■ **What to produce**
Reproduce every entry in the listing without alteration.

■ **The input**
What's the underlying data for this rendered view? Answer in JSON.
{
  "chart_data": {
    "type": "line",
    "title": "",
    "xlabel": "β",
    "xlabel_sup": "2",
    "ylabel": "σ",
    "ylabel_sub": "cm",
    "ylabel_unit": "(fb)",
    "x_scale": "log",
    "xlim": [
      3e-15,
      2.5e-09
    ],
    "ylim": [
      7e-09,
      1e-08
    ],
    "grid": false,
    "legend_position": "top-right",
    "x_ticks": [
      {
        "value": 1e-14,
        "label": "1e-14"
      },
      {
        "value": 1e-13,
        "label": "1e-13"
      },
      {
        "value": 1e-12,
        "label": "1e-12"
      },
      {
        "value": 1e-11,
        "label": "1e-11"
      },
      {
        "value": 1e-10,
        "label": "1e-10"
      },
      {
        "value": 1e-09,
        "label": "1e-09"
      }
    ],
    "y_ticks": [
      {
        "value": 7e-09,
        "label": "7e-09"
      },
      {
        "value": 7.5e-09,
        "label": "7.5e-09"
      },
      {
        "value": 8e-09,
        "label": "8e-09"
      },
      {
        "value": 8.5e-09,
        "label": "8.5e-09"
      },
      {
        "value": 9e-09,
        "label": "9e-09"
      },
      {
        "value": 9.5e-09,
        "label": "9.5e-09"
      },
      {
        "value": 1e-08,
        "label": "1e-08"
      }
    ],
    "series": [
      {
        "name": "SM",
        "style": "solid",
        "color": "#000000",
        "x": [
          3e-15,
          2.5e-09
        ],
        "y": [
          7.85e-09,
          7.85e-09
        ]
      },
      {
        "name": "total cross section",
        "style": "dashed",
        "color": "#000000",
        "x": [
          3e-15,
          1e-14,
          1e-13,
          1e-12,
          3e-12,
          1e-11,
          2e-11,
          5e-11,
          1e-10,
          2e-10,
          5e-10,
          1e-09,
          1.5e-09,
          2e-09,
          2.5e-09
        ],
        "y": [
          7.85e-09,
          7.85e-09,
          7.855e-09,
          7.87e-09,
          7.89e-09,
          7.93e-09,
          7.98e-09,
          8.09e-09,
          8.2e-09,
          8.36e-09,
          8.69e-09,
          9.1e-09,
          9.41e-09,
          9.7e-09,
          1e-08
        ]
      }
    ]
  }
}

■ **Completed task**
What's the underlying data for this rendered view? Answer in JSON.
{
  "chart_data": {
    "type": "line",
    "title": "",
    "xlabel": "β",
    "xlabel_sup": "2",
    "ylabel": "σ",
    "ylabel_sub": "cm",
    "ylabel_unit": "(fb)",
    "x_scale": "log",
    "xlim": [
      3e-15,
      2.5e-09
    ],
    "ylim": [
      7e-09,
      1e-08
    ],
    "grid": false,
    "legend_position": "top-right",
    "x_ticks": [
      {
        "value": 1e-14,
        "label": "1e-14"
      },
      {
        "value": 1e-13,
        "label": "1e-13"
      },
      {
        "value": 1e-12,
        "label": "1e-12"
      },
      {
        "value": 1e-11,
        "label": "1e-11"
      },
      {
        "value": 1e-10,
        "label": "1e-10"
      },
      {
        "value": 1e-09,
        "label": "1e-09"
      }
    ],
    "y_ticks": [
      {
        "value": 7e-09,
        "label": "7e-09"
      },
      {
        "value": 7.5e-09,
        "label": "7.5e-09"
      },
      {
        "value": 8e-09,
        "label": "8e-09"
      },
      {
        "value": 8.5e-09,
        "label": "8.5e-09"
      },
      {
        "value": 9e-09,
        "label": "9e-09"
      },
      {
        "value": 9.5e-09,
        "label": "9.5e-09"
      },
      {
        "value": 1e-08,
        "label": "1e-08"
      }
    ],
    "series": [
      {
        "name": "SM",
        "style": "solid",
        "color": "#000000",
        "x": [
          3e-15,
          2.5e-09
        ],
        "y": [
          7.85e-09,
          7.85e-09
        ]
      },
      {
        "name": "total cross section",
        "style": "dashed",
        "color": "#000000",
        "x": [
          3e-15,
          1e-14,
          1e-13,
          1e-12,
          3e-12,
          1e-11,
          2e-11,
          5e-11,
          1e-10,
          2e-10,
          5e-10,
          1e-09,
          1.5e-09,
          2e-09,
          2.5e-09
        ],
        "y": [
          7.85e-09,
          7.85e-09,
          7.855e-09,
          7.87e-09,
          7.89e-09,
          7.93e-09,
          7.98e-09,
          8.09e-09,
          8.2e-09,
          8.36e-09,
          8.69e-09,
          9.1e-09,
          9.41e-09,
          9.7e-09,
          1e-08
        ]
      }
    ]
  }
}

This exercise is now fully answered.